- STATED PROBLEM
Reproduce all entries precisely, down to the last character.

- Rows from a figure dataset
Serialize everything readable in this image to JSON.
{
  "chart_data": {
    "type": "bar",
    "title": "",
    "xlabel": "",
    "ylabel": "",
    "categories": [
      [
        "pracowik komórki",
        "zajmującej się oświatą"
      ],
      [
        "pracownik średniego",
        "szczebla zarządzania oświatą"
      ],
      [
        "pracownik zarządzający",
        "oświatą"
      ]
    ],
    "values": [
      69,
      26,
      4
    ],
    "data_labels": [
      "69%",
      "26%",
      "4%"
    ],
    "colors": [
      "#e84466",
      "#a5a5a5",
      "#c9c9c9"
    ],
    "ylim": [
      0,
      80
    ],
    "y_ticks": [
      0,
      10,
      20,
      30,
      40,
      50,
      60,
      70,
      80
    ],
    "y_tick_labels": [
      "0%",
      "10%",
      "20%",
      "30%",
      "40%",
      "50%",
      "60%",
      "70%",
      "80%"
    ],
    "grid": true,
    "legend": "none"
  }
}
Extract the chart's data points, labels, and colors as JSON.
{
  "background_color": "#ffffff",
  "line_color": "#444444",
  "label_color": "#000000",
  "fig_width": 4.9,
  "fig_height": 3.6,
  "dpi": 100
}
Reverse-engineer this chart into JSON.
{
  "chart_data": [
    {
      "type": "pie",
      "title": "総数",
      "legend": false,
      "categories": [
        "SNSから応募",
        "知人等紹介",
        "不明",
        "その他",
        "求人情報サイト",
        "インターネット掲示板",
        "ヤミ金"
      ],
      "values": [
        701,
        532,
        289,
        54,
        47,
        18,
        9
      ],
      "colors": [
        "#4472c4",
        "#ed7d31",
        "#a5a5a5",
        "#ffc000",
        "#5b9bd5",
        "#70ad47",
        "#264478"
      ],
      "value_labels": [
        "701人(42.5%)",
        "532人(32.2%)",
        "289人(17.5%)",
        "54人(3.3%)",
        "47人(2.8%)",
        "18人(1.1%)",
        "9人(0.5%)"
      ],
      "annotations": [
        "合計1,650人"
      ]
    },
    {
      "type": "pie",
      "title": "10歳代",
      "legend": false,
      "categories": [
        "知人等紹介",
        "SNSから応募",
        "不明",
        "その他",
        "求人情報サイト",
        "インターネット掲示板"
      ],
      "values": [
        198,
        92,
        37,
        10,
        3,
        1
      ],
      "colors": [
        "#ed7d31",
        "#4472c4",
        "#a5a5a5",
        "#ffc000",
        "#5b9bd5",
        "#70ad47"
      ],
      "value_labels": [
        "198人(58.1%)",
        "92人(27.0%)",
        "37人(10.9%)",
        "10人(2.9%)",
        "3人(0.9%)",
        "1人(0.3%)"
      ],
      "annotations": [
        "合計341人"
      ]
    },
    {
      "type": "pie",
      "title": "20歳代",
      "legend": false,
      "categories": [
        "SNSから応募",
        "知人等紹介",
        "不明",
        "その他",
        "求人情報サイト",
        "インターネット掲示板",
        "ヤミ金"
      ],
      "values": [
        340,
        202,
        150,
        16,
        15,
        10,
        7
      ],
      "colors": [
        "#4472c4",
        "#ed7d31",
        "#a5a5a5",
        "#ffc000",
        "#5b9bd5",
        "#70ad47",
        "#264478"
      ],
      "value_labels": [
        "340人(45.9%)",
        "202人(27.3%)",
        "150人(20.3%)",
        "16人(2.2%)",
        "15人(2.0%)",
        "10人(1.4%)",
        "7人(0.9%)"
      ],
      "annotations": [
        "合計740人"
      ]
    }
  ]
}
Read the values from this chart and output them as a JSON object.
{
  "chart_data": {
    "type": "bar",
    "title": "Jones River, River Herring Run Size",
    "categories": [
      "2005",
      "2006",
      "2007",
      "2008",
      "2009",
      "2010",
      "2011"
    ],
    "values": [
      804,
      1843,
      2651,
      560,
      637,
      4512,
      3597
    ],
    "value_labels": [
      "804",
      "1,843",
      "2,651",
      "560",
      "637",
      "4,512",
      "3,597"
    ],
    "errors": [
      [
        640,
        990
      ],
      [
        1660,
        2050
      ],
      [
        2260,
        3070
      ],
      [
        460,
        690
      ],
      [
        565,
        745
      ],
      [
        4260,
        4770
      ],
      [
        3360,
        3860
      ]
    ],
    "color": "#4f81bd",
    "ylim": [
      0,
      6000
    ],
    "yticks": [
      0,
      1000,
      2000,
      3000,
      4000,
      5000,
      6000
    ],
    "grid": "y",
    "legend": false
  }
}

- FULL OUTPUT
Serialize everything readable in this image to JSON.
{
  "chart_data": {
    "type": "bar",
    "title": "",
    "xlabel": "",
    "ylabel": "",
    "categories": [
      [
        "pracowik komórki",
        "zajmującej się oświatą"
      ],
      [
        "pracownik średniego",
        "szczebla zarządzania oświatą"
      ],
      [
        "pracownik zarządzający",
        "oświatą"
      ]
    ],
    "values": [
      69,
      26,
      4
    ],
    "data_labels": [
      "69%",
      "26%",
      "4%"
    ],
    "colors": [
      "#e84466",
      "#a5a5a5",
      "#c9c9c9"
    ],
    "ylim": [
      0,
      80
    ],
    "y_ticks": [
      0,
      10,
      20,
      30,
      40,
      50,
      60,
      70,
      80
    ],
    "y_tick_labels": [
      "0%",
      "10%",
      "20%",
      "30%",
      "40%",
      "50%",
      "60%",
      "70%",
      "80%"
    ],
    "grid": true,
    "legend": "none"
  }
}
Extract the chart's data points, labels, and colors as JSON.
{
  "background_color": "#ffffff",
  "line_color": "#444444",
  "label_color": "#000000",
  "fig_width": 4.9,
  "fig_height": 3.6,
  "dpi": 100
}
Reverse-engineer this chart into JSON.
{
  "chart_data": [
    {
      "type": "pie",
      "title": "総数",
      "legend": false,
      "categories": [
        "SNSから応募",
        "知人等紹介",
        "不明",
        "その他",
        "求人情報サイト",
        "インターネット掲示板",
        "ヤミ金"
      ],
      "values": [
        701,
        532,
        289,
        54,
        47,
        18,
        9
      ],
      "colors": [
        "#4472c4",
        "#ed7d31",
        "#a5a5a5",
        "#ffc000",
        "#5b9bd5",
        "#70ad47",
        "#264478"
      ],
      "value_labels": [
        "701人(42.5%)",
        "532人(32.2%)",
        "289人(17.5%)",
        "54人(3.3%)",
        "47人(2.8%)",
        "18人(1.1%)",
        "9人(0.5%)"
      ],
      "annotations": [
        "合計1,650人"
      ]
    },
    {
      "type": "pie",
      "title": "10歳代",
      "legend": false,
      "categories": [
        "知人等紹介",
        "SNSから応募",
        "不明",
        "その他",
        "求人情報サイト",
        "インターネット掲示板"
      ],
      "values": [
        198,
        92,
        37,
        10,
        3,
        1
      ],
      "colors": [
        "#ed7d31",
        "#4472c4",
        "#a5a5a5",
        "#ffc000",
        "#5b9bd5",
        "#70ad47"
      ],
      "value_labels": [
        "198人(58.1%)",
        "92人(27.0%)",
        "37人(10.9%)",
        "10人(2.9%)",
        "3人(0.9%)",
        "1人(0.3%)"
      ],
      "annotations": [
        "合計341人"
      ]
    },
    {
      "type": "pie",
      "title": "20歳代",
      "legend": false,
      "categories": [
        "SNSから応募",
        "知人等紹介",
        "不明",
        "その他",
        "求人情報サイト",
        "インターネット掲示板",
        "ヤミ金"
      ],
      "values": [
        340,
        202,
        150,
        16,
        15,
        10,
        7
      ],
      "colors": [
        "#4472c4",
        "#ed7d31",
        "#a5a5a5",
        "#ffc000",
        "#5b9bd5",
        "#70ad47",
        "#264478"
      ],
      "value_labels": [
        "340人(45.9%)",
        "202人(27.3%)",
        "150人(20.3%)",
        "16人(2.2%)",
        "15人(2.0%)",
        "10人(1.4%)",
        "7人(0.9%)"
      ],
      "annotations": [
        "合計740人"
      ]
    }
  ]
}
Read the values from this chart and output them as a JSON object.
{
  "chart_data": {
    "type": "bar",
    "title": "Jones River, River Herring Run Size",
    "categories": [
      "2005",
      "2006",
      "2007",
      "2008",
      "2009",
      "2010",
      "2011"
    ],
    "values": [
      804,
      1843,
      2651,
      560,
      637,
      4512,
      3597
    ],
    "value_labels": [
      "804",
      "1,843",
      "2,651",
      "560",
      "637",
      "4,512",
      "3,597"
    ],
    "errors": [
      [
        640,
        990
      ],
      [
        1660,
        2050
      ],
      [
        2260,
        3070
      ],
      [
        460,
        690
      ],
      [
        565,
        745
      ],
      [
        4260,
        4770
      ],
      [
        3360,
        3860
      ]
    ],
    "color": "#4f81bd",
    "ylim": [
      0,
      6000
    ],
    "yticks": [
      0,
      1000,
      2000,
      3000,
      4000,
      5000,
      6000
    ],
    "grid": "y",
    "legend": false
  }
}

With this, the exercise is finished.